# [Task details]
Count the lines below that contain the word "name", and give only that number.

# [Supplied material]
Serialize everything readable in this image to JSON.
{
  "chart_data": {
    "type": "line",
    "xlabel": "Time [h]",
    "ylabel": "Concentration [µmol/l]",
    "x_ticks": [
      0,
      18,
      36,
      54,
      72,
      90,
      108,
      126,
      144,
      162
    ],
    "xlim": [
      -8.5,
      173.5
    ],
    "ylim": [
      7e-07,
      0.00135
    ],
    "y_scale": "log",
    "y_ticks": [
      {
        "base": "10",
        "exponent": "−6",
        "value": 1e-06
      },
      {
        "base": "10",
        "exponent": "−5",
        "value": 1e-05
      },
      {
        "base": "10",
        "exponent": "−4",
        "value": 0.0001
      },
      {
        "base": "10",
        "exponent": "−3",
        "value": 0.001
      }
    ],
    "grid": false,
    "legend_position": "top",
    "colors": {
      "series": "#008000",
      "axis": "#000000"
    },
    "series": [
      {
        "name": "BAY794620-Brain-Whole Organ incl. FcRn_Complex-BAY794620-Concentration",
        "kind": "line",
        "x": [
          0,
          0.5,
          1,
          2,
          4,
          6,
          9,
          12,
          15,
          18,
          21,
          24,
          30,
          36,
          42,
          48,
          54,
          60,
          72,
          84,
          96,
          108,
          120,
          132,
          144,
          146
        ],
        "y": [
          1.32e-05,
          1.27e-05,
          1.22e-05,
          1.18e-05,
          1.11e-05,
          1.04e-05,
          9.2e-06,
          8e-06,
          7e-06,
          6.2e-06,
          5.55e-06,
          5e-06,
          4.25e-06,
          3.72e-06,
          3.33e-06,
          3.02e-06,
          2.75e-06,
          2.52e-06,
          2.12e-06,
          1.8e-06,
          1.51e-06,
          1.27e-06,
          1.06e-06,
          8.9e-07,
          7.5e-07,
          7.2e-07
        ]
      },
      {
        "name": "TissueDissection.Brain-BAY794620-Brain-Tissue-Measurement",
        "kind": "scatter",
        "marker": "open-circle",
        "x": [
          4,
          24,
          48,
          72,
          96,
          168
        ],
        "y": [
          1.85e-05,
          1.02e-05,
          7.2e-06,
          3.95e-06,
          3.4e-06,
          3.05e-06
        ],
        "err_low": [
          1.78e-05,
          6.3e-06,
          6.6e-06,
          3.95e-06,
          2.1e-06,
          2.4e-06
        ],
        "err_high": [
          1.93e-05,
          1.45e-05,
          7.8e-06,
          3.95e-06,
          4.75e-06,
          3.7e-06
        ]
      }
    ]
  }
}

# [Solved problem]
2